Data records
◇ ◇ ◇ ◇ ◇

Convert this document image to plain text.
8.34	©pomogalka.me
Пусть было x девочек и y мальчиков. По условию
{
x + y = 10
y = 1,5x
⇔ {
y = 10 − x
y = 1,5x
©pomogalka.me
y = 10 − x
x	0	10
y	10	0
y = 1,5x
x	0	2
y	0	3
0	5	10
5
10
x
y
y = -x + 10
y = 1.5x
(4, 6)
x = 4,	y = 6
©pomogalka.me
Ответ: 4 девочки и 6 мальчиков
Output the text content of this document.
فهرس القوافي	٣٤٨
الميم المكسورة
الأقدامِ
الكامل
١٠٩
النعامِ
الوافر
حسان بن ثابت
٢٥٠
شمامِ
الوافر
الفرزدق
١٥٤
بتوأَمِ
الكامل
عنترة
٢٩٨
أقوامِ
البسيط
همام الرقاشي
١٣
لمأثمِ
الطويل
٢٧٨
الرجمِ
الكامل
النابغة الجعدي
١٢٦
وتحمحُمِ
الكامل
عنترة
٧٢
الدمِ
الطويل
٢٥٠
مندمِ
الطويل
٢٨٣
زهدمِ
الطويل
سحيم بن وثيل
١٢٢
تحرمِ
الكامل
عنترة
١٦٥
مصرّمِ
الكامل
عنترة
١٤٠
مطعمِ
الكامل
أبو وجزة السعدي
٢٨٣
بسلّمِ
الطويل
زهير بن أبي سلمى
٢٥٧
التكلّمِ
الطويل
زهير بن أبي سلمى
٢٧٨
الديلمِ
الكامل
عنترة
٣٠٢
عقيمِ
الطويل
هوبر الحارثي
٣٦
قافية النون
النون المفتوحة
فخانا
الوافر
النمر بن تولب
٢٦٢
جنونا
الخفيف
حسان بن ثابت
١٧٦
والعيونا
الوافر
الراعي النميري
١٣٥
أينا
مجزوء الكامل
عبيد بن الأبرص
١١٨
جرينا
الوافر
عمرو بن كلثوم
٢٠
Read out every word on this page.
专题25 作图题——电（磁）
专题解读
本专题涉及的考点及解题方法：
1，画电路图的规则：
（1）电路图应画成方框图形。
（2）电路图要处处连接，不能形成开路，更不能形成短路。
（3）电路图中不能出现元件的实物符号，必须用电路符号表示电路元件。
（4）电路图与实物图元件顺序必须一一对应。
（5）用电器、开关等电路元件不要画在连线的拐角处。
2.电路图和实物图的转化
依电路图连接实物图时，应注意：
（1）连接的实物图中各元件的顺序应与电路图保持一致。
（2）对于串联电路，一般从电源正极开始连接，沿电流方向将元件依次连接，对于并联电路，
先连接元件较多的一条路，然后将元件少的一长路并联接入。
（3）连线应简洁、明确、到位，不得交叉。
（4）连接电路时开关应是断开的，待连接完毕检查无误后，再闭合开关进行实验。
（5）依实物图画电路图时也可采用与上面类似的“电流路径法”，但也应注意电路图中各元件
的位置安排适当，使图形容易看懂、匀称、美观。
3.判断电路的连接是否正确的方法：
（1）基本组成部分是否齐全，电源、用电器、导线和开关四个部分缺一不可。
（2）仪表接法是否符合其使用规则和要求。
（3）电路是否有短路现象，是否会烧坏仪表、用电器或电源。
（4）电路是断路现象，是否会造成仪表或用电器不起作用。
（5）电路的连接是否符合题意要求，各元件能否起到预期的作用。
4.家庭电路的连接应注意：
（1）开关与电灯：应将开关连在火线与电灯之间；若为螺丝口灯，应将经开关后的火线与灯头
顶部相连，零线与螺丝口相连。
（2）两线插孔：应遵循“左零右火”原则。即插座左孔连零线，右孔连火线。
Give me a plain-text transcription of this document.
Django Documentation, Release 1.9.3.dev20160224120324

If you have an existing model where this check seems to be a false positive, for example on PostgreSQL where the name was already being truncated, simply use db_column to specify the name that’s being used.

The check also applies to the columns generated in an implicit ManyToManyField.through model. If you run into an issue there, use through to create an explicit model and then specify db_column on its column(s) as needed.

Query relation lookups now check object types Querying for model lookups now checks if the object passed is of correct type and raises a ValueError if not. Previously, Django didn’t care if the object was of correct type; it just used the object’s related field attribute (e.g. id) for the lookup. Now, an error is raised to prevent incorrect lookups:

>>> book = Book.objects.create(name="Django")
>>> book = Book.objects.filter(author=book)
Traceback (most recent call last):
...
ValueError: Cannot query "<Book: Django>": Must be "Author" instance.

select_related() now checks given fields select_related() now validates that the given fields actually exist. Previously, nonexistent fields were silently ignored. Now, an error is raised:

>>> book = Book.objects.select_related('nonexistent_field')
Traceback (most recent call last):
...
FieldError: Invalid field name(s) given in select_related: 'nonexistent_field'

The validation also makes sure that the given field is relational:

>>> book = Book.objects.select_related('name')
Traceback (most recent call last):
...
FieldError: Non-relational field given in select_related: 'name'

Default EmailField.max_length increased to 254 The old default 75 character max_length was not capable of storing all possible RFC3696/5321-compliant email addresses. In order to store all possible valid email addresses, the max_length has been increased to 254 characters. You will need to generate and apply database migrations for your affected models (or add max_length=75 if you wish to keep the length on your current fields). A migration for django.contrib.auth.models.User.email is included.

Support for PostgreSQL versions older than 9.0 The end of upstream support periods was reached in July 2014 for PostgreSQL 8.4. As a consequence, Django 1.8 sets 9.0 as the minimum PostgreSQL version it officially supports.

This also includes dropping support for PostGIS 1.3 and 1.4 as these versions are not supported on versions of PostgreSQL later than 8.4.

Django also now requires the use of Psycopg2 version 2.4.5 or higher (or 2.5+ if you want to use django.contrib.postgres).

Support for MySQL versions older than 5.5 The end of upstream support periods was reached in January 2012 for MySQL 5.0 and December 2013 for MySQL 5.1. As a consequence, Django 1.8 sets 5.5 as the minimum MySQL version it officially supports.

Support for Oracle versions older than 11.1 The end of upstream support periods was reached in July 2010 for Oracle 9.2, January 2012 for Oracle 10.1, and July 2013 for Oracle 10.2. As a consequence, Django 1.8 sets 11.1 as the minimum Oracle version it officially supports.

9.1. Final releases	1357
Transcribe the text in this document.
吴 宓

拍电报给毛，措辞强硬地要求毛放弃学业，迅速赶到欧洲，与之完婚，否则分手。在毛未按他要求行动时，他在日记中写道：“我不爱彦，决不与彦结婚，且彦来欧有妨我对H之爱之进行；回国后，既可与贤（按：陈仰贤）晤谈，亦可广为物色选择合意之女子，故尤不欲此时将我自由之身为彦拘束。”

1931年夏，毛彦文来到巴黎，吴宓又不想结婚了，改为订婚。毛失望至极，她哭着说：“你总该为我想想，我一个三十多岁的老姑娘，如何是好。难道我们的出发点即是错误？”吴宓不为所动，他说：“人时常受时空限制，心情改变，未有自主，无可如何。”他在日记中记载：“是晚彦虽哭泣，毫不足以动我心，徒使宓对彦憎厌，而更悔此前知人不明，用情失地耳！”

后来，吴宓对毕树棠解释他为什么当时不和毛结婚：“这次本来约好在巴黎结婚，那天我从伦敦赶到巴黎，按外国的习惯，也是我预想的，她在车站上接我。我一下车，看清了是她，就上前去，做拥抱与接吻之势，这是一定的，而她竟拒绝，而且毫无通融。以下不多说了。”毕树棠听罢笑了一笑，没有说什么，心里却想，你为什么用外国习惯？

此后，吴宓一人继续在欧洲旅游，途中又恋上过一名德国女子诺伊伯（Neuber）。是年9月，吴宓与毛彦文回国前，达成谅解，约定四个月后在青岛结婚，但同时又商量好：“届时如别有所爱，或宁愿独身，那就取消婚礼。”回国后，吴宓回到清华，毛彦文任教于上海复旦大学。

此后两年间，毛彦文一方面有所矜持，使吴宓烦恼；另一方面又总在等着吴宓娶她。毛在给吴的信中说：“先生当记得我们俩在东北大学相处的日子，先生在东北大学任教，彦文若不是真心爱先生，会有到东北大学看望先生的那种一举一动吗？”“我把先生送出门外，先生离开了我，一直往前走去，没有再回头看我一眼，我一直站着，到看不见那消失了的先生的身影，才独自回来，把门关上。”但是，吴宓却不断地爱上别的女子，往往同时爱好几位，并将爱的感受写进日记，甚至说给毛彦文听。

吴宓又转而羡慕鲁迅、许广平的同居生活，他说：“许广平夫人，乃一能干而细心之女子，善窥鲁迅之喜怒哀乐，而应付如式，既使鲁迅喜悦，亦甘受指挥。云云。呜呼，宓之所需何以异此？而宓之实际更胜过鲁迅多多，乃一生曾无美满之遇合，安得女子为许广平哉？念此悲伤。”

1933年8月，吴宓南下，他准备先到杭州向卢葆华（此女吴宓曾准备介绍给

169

◇ ◇ ◇ ◇ ◇

Pull every line holding "plain" out of the records.

- [Response]:
Convert this document image to plain text.
Give me a plain-text transcription of this document.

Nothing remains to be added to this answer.